PROMPT:
Rewrite the listing below from the line with "cat-icon (490, 359, 600, 469)" through the line with "block-label: ずつかえる (240, 74, 305, 93)", swapping "top-bar" for "header-bar" and leaving everything else unchanged. Give only those lines.

DATASET CONTENT:
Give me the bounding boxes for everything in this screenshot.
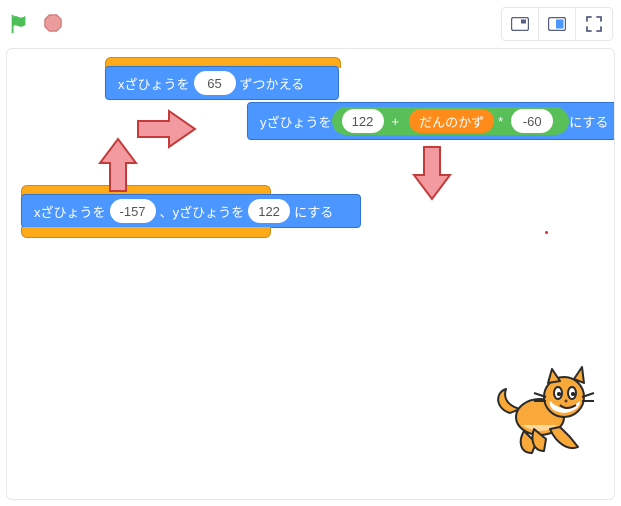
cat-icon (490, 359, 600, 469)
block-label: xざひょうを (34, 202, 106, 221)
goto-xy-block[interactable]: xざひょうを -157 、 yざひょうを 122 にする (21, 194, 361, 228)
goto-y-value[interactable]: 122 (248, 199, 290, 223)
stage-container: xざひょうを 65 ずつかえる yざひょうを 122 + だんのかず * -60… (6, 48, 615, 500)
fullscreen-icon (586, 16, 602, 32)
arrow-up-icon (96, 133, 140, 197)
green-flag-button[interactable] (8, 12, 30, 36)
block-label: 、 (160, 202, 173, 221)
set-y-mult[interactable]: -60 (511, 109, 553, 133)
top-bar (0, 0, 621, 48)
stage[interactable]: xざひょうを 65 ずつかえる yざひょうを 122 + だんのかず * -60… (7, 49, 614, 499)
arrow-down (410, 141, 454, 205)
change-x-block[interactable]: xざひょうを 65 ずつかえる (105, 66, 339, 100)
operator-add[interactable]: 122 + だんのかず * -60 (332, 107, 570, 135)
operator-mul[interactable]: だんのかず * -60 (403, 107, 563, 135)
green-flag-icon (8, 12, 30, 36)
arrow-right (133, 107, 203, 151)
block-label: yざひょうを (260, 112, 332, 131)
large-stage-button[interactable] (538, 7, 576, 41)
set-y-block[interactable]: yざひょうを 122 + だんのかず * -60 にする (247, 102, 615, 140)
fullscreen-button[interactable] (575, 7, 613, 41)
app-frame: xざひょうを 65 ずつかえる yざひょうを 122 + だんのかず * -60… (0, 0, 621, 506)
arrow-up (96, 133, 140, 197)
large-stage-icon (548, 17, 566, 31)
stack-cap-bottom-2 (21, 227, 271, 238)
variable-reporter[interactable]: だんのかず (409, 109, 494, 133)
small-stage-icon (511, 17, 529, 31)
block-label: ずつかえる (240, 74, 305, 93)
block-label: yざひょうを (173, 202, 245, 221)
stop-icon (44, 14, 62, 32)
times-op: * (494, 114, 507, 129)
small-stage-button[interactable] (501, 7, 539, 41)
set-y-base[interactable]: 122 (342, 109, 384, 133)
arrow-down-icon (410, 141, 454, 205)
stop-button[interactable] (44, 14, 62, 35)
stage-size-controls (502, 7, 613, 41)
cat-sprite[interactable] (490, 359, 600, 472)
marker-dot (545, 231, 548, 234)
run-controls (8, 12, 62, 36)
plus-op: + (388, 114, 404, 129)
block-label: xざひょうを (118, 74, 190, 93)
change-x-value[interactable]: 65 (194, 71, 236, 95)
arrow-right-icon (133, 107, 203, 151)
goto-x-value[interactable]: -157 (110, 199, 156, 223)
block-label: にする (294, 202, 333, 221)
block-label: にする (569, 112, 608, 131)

==

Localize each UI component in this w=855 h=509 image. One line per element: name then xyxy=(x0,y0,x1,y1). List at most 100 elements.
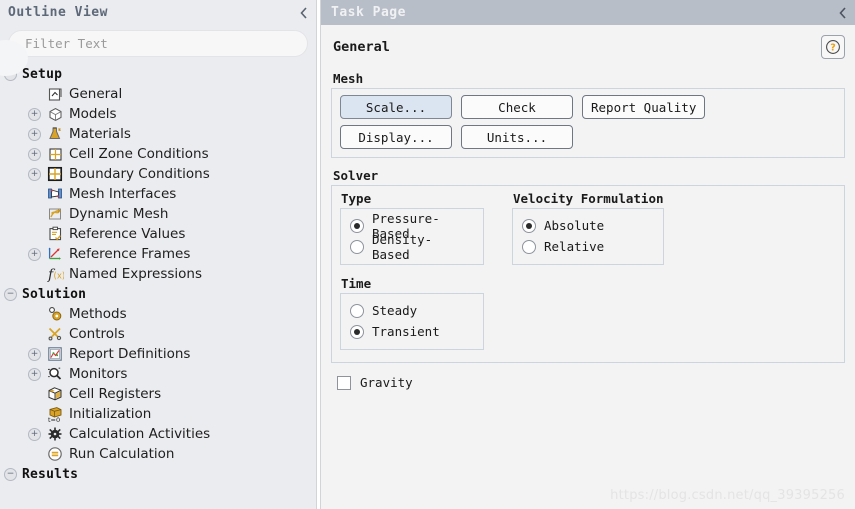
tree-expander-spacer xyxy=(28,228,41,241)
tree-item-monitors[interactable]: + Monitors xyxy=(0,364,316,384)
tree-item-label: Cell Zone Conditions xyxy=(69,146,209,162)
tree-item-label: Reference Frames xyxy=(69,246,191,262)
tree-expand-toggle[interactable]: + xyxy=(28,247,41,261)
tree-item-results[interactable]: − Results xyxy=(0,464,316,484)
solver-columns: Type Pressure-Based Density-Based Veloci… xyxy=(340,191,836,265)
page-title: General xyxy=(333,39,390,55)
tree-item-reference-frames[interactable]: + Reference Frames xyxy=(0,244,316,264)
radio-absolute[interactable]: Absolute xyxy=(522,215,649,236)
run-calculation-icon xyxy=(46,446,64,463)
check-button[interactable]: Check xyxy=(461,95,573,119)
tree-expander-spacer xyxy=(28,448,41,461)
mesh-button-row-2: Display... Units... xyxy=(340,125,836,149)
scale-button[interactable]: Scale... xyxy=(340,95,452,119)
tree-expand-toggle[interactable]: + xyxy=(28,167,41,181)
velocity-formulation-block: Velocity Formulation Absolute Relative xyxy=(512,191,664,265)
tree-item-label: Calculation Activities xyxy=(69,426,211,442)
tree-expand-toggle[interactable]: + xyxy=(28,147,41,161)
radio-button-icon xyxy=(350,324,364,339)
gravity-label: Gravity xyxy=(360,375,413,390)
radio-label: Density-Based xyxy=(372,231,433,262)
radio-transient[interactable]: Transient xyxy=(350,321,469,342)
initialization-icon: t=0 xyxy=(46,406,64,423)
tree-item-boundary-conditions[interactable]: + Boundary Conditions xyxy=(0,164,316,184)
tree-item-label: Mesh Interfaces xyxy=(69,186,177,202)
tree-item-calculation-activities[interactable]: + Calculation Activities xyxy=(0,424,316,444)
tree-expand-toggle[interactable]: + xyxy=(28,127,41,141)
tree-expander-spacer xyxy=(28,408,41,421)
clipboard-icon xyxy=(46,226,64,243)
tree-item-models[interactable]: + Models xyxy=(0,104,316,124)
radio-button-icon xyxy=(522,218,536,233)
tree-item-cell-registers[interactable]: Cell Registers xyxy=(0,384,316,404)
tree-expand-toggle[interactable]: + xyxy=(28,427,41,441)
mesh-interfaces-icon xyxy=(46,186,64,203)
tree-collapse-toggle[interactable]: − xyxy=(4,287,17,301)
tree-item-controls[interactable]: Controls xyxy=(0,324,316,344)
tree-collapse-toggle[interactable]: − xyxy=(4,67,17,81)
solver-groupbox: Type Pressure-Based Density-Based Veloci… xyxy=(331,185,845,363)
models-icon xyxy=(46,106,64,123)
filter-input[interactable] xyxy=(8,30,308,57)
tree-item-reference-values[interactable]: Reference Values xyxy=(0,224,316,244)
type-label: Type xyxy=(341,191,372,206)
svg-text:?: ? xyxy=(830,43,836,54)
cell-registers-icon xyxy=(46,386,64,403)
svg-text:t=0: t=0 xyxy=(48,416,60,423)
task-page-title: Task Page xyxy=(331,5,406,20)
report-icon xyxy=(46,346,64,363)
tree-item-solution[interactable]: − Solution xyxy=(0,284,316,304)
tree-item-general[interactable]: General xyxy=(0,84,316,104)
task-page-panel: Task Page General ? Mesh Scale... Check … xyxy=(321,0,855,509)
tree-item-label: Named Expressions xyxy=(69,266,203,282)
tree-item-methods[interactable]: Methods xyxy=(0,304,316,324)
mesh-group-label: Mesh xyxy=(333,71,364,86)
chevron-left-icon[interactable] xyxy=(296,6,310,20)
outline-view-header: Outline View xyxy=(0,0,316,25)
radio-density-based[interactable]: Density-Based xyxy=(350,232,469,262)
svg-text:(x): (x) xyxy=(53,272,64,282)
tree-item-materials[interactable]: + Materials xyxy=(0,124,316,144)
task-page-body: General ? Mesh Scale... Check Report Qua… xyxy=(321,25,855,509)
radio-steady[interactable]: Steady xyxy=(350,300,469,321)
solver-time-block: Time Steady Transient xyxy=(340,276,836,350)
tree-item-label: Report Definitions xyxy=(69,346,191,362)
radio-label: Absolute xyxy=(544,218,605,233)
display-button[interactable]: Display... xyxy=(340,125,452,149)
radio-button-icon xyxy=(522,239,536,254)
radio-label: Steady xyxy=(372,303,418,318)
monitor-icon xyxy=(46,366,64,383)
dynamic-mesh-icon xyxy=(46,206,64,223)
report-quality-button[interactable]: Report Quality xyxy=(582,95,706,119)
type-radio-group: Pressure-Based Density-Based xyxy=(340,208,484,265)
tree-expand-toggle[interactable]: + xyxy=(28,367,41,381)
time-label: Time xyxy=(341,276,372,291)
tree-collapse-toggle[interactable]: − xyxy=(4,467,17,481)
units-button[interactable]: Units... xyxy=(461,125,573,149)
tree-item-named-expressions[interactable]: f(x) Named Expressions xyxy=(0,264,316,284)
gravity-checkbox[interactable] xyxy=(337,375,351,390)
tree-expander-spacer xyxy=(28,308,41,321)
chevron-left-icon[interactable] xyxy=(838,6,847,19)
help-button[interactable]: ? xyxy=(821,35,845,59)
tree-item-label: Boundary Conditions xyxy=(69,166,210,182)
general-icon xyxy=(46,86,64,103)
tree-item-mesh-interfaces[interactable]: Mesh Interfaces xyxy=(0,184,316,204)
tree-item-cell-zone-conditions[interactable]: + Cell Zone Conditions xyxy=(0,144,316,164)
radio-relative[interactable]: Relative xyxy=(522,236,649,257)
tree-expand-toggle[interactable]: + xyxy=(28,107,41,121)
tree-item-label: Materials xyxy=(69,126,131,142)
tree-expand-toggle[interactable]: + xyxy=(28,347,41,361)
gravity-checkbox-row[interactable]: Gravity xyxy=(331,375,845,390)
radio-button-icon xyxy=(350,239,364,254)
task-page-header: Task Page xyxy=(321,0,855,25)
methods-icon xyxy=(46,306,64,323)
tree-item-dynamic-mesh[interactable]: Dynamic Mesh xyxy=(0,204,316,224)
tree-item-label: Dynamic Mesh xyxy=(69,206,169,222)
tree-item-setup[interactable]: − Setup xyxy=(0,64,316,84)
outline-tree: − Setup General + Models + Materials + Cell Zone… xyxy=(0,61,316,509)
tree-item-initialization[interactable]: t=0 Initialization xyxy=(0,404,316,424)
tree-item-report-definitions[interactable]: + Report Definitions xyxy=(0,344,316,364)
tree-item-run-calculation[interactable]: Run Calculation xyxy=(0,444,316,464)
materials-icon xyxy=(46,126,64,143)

--

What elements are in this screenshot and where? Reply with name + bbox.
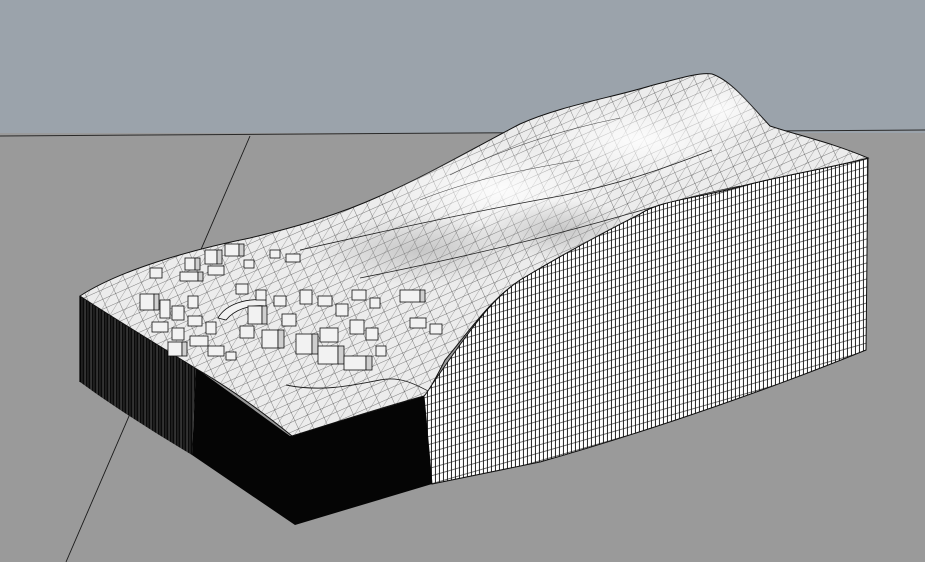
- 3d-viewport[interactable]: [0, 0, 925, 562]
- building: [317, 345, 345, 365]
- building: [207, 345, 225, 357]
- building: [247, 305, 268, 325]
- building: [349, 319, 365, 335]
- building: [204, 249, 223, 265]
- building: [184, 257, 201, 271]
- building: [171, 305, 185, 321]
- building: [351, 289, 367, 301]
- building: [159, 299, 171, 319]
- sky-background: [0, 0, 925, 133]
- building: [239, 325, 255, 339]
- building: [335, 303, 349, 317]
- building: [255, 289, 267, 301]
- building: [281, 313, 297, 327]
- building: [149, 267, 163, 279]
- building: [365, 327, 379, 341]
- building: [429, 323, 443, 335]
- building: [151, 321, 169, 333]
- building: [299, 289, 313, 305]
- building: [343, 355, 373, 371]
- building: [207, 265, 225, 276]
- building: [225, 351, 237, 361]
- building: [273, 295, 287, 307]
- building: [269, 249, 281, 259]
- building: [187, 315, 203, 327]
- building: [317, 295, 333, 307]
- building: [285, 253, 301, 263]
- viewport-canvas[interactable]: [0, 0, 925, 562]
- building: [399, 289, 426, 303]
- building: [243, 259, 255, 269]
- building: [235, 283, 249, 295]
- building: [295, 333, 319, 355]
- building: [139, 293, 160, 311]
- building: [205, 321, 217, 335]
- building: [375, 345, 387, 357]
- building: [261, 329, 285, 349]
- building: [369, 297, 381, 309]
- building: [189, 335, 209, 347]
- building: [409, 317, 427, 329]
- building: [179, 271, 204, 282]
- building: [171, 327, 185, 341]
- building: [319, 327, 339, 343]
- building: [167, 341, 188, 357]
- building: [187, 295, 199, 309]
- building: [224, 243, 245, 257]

EXERCISE OUTPUT:
cat-icon (490, 359, 600, 469)
block-label: xざひょうを (34, 202, 106, 221)
goto-xy-block[interactable]: xざひょうを -157 、 yざひょうを 122 にする (21, 194, 361, 228)
goto-y-value[interactable]: 122 (248, 199, 290, 223)
stage-container: xざひょうを 65 ずつかえる yざひょうを 122 + だんのかず * -60… (6, 48, 615, 500)
fullscreen-icon (586, 16, 602, 32)
arrow-up-icon (96, 133, 140, 197)
green-flag-button[interactable] (8, 12, 30, 36)
block-label: 、 (160, 202, 173, 221)
set-y-mult[interactable]: -60 (511, 109, 553, 133)
header-bar (0, 0, 621, 48)
stage[interactable]: xざひょうを 65 ずつかえる yざひょうを 122 + だんのかず * -60… (7, 49, 614, 499)
arrow-down (410, 141, 454, 205)
change-x-block[interactable]: xざひょうを 65 ずつかえる (105, 66, 339, 100)
operator-add[interactable]: 122 + だんのかず * -60 (332, 107, 570, 135)
operator-mul[interactable]: だんのかず * -60 (403, 107, 563, 135)
green-flag-icon (8, 12, 30, 36)
arrow-right (133, 107, 203, 151)
block-label: yざひょうを (260, 112, 332, 131)
large-stage-button[interactable] (538, 7, 576, 41)
set-y-block[interactable]: yざひょうを 122 + だんのかず * -60 にする (247, 102, 615, 140)
fullscreen-button[interactable] (575, 7, 613, 41)
app-frame: xざひょうを 65 ずつかえる yざひょうを 122 + だんのかず * -60… (0, 0, 621, 506)
arrow-up (96, 133, 140, 197)
large-stage-icon (548, 17, 566, 31)
stack-cap-bottom-2 (21, 227, 271, 238)
variable-reporter[interactable]: だんのかず (409, 109, 494, 133)
small-stage-icon (511, 17, 529, 31)
block-label: ずつかえる (240, 74, 305, 93)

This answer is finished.